WHAT YOU HAVE TO DO.
The entries are to be returned exactly, with images left out.

══ DATA SHOWN

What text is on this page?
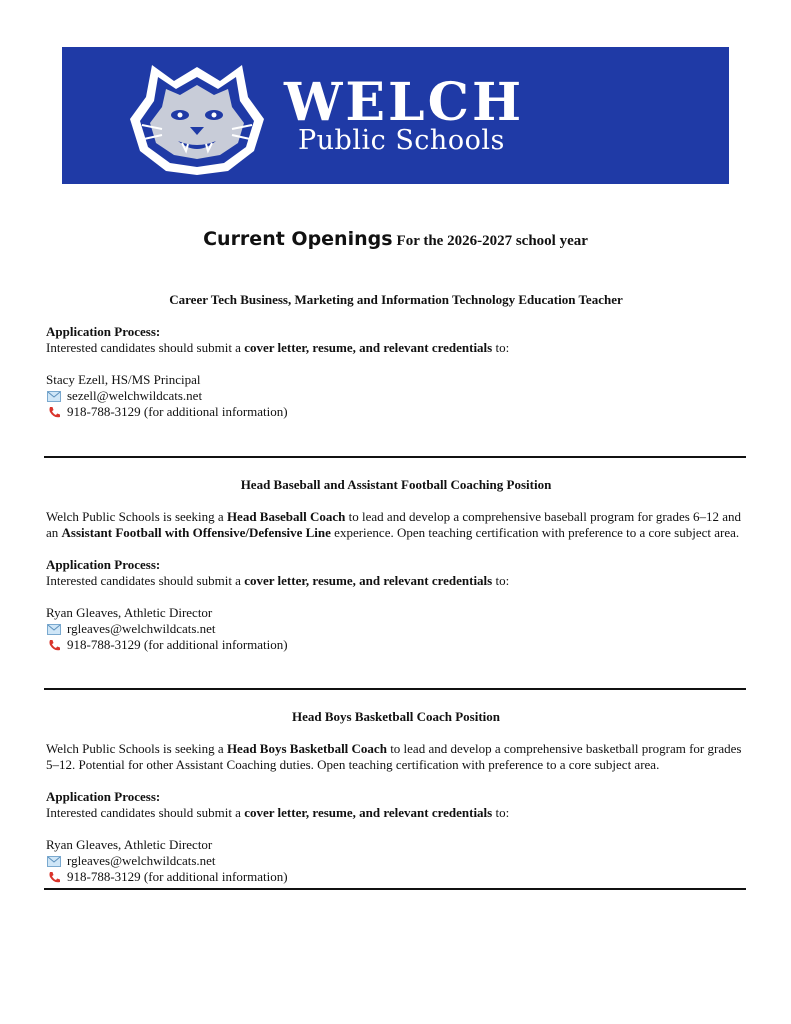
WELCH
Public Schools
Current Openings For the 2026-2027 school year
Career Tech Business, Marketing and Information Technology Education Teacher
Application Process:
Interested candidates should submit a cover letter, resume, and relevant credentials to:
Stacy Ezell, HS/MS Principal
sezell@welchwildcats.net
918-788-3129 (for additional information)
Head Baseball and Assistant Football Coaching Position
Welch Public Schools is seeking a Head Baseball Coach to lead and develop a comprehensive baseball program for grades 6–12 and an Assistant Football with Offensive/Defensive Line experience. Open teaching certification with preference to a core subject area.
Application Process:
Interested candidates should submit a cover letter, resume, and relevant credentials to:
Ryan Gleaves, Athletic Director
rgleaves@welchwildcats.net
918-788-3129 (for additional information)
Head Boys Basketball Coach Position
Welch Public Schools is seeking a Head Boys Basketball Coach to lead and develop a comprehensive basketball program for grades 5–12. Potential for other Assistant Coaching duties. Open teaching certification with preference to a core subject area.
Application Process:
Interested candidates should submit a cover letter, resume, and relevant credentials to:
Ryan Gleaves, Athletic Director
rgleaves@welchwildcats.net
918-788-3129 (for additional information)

════

SOLUTION FOR THIS TASK.
What text is on this page?
WELCH
Public Schools
Current Openings For the 2026-2027 school year
Career Tech Business, Marketing and Information Technology Education Teacher
Application Process:
Interested candidates should submit a cover letter, resume, and relevant credentials to:
Stacy Ezell, HS/MS Principal
sezell@welchwildcats.net
918-788-3129 (for additional information)
Head Baseball and Assistant Football Coaching Position
Welch Public Schools is seeking a Head Baseball Coach to lead and develop a comprehensive baseball program for grades 6–12 and an Assistant Football with Offensive/Defensive Line experience. Open teaching certification with preference to a core subject area.
Application Process:
Interested candidates should submit a cover letter, resume, and relevant credentials to:
Ryan Gleaves, Athletic Director
rgleaves@welchwildcats.net
918-788-3129 (for additional information)
Head Boys Basketball Coach Position
Welch Public Schools is seeking a Head Boys Basketball Coach to lead and develop a comprehensive basketball program for grades 5–12. Potential for other Assistant Coaching duties. Open teaching certification with preference to a core subject area.
Application Process:
Interested candidates should submit a cover letter, resume, and relevant credentials to:
Ryan Gleaves, Athletic Director
rgleaves@welchwildcats.net
918-788-3129 (for additional information)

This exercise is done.